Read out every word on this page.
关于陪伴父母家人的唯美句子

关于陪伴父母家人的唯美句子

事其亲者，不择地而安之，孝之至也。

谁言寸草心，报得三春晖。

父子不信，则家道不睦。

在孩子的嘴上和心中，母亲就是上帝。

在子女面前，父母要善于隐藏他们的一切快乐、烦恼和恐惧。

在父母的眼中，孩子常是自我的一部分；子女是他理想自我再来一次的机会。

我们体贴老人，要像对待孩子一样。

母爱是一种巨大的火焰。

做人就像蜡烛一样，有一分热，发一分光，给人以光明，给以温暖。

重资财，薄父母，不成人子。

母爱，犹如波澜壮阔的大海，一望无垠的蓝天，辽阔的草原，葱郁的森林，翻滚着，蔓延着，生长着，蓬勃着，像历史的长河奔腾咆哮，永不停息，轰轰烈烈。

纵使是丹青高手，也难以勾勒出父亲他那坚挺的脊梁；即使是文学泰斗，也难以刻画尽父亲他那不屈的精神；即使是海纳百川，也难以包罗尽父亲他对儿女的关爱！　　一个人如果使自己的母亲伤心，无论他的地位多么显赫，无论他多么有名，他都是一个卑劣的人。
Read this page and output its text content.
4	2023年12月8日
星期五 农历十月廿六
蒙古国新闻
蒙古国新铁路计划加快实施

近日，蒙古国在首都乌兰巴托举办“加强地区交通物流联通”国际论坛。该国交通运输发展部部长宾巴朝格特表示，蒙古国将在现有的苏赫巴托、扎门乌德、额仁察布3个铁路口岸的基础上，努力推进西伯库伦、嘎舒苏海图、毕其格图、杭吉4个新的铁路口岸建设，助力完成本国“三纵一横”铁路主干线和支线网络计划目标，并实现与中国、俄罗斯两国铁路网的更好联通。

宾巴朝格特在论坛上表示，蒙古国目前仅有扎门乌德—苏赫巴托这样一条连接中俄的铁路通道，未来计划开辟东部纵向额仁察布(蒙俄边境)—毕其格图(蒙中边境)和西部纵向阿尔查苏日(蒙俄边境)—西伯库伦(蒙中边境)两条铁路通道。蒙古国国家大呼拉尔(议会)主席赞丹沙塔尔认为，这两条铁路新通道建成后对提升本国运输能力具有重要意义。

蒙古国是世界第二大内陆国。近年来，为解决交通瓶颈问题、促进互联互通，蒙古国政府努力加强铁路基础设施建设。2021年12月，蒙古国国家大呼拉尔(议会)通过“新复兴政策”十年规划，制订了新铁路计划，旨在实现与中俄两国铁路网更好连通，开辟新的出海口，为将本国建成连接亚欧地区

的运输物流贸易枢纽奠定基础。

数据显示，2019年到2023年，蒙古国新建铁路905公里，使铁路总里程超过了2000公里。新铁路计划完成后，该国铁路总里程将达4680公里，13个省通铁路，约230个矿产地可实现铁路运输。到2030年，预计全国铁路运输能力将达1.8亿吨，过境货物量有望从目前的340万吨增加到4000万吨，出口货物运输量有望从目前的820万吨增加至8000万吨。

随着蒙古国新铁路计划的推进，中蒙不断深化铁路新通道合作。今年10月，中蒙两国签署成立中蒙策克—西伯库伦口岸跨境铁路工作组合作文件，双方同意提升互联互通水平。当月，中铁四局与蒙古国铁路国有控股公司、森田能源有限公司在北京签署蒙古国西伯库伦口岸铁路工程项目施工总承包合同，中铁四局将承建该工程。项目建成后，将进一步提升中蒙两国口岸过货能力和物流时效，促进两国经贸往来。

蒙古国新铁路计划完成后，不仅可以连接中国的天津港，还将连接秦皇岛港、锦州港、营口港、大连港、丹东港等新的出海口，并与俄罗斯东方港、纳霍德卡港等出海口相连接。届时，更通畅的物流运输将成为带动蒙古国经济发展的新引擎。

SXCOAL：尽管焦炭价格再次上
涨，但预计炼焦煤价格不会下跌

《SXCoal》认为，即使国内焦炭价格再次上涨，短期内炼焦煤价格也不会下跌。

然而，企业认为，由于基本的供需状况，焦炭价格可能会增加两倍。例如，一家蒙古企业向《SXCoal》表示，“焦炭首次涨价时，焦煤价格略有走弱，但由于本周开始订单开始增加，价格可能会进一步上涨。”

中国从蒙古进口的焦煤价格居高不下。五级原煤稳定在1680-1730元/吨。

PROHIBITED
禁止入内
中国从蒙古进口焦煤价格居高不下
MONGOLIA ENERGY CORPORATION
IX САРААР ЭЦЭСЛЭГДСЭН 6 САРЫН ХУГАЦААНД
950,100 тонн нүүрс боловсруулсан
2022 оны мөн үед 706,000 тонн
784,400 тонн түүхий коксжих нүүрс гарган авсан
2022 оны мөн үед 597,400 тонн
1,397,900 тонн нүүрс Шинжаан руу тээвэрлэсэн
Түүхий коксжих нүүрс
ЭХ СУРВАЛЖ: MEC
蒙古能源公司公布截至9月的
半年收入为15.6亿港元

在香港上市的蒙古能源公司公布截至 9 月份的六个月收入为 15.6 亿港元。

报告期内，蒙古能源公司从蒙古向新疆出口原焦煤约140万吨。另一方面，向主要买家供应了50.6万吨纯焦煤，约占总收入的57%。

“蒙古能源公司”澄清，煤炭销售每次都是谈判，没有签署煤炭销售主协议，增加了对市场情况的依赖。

┄┄┄┄┄┄┄┄┄┄

Stated problem
Give a word-for-word copy of the records.

Result of this exercise
Read out every word on this page.
关于陪伴父母家人的唯美句子

关于陪伴父母家人的唯美句子

事其亲者，不择地而安之，孝之至也。

谁言寸草心，报得三春晖。

父子不信，则家道不睦。

在孩子的嘴上和心中，母亲就是上帝。

在子女面前，父母要善于隐藏他们的一切快乐、烦恼和恐惧。

在父母的眼中，孩子常是自我的一部分；子女是他理想自我再来一次的机会。

我们体贴老人，要像对待孩子一样。

母爱是一种巨大的火焰。

做人就像蜡烛一样，有一分热，发一分光，给人以光明，给以温暖。

重资财，薄父母，不成人子。

母爱，犹如波澜壮阔的大海，一望无垠的蓝天，辽阔的草原，葱郁的森林，翻滚着，蔓延着，生长着，蓬勃着，像历史的长河奔腾咆哮，永不停息，轰轰烈烈。

纵使是丹青高手，也难以勾勒出父亲他那坚挺的脊梁；即使是文学泰斗，也难以刻画尽父亲他那不屈的精神；即使是海纳百川，也难以包罗尽父亲他对儿女的关爱！　　一个人如果使自己的母亲伤心，无论他的地位多么显赫，无论他多么有名，他都是一个卑劣的人。
Read this page and output its text content.
4	2023年12月8日
星期五 农历十月廿六
蒙古国新闻
蒙古国新铁路计划加快实施

近日，蒙古国在首都乌兰巴托举办“加强地区交通物流联通”国际论坛。该国交通运输发展部部长宾巴朝格特表示，蒙古国将在现有的苏赫巴托、扎门乌德、额仁察布3个铁路口岸的基础上，努力推进西伯库伦、嘎舒苏海图、毕其格图、杭吉4个新的铁路口岸建设，助力完成本国“三纵一横”铁路主干线和支线网络计划目标，并实现与中国、俄罗斯两国铁路网的更好联通。

宾巴朝格特在论坛上表示，蒙古国目前仅有扎门乌德—苏赫巴托这样一条连接中俄的铁路通道，未来计划开辟东部纵向额仁察布(蒙俄边境)—毕其格图(蒙中边境)和西部纵向阿尔查苏日(蒙俄边境)—西伯库伦(蒙中边境)两条铁路通道。蒙古国国家大呼拉尔(议会)主席赞丹沙塔尔认为，这两条铁路新通道建成后对提升本国运输能力具有重要意义。

蒙古国是世界第二大内陆国。近年来，为解决交通瓶颈问题、促进互联互通，蒙古国政府努力加强铁路基础设施建设。2021年12月，蒙古国国家大呼拉尔(议会)通过“新复兴政策”十年规划，制订了新铁路计划，旨在实现与中俄两国铁路网更好连通，开辟新的出海口，为将本国建成连接亚欧地区

的运输物流贸易枢纽奠定基础。

数据显示，2019年到2023年，蒙古国新建铁路905公里，使铁路总里程超过了2000公里。新铁路计划完成后，该国铁路总里程将达4680公里，13个省通铁路，约230个矿产地可实现铁路运输。到2030年，预计全国铁路运输能力将达1.8亿吨，过境货物量有望从目前的340万吨增加到4000万吨，出口货物运输量有望从目前的820万吨增加至8000万吨。

随着蒙古国新铁路计划的推进，中蒙不断深化铁路新通道合作。今年10月，中蒙两国签署成立中蒙策克—西伯库伦口岸跨境铁路工作组合作文件，双方同意提升互联互通水平。当月，中铁四局与蒙古国铁路国有控股公司、森田能源有限公司在北京签署蒙古国西伯库伦口岸铁路工程项目施工总承包合同，中铁四局将承建该工程。项目建成后，将进一步提升中蒙两国口岸过货能力和物流时效，促进两国经贸往来。

蒙古国新铁路计划完成后，不仅可以连接中国的天津港，还将连接秦皇岛港、锦州港、营口港、大连港、丹东港等新的出海口，并与俄罗斯东方港、纳霍德卡港等出海口相连接。届时，更通畅的物流运输将成为带动蒙古国经济发展的新引擎。

SXCOAL：尽管焦炭价格再次上
涨，但预计炼焦煤价格不会下跌

《SXCoal》认为，即使国内焦炭价格再次上涨，短期内炼焦煤价格也不会下跌。

然而，企业认为，由于基本的供需状况，焦炭价格可能会增加两倍。例如，一家蒙古企业向《SXCoal》表示，“焦炭首次涨价时，焦煤价格略有走弱，但由于本周开始订单开始增加，价格可能会进一步上涨。”

中国从蒙古进口的焦煤价格居高不下。五级原煤稳定在1680-1730元/吨。

PROHIBITED
禁止入内
中国从蒙古进口焦煤价格居高不下
MONGOLIA ENERGY CORPORATION
IX САРААР ЭЦЭСЛЭГДСЭН 6 САРЫН ХУГАЦААНД
950,100 тонн нүүрс боловсруулсан
2022 оны мөн үед 706,000 тонн
784,400 тонн түүхий коксжих нүүрс гарган авсан
2022 оны мөн үед 597,400 тонн
1,397,900 тонн нүүрс Шинжаан руу тээвэрлэсэн
Түүхий коксжих нүүрс
ЭХ СУРВАЛЖ: MEC
蒙古能源公司公布截至9月的
半年收入为15.6亿港元

在香港上市的蒙古能源公司公布截至 9 月份的六个月收入为 15.6 亿港元。

报告期内，蒙古能源公司从蒙古向新疆出口原焦煤约140万吨。另一方面，向主要买家供应了50.6万吨纯焦煤，约占总收入的57%。

“蒙古能源公司”澄清，煤炭销售每次都是谈判，没有签署煤炭销售主协议，增加了对市场情况的依赖。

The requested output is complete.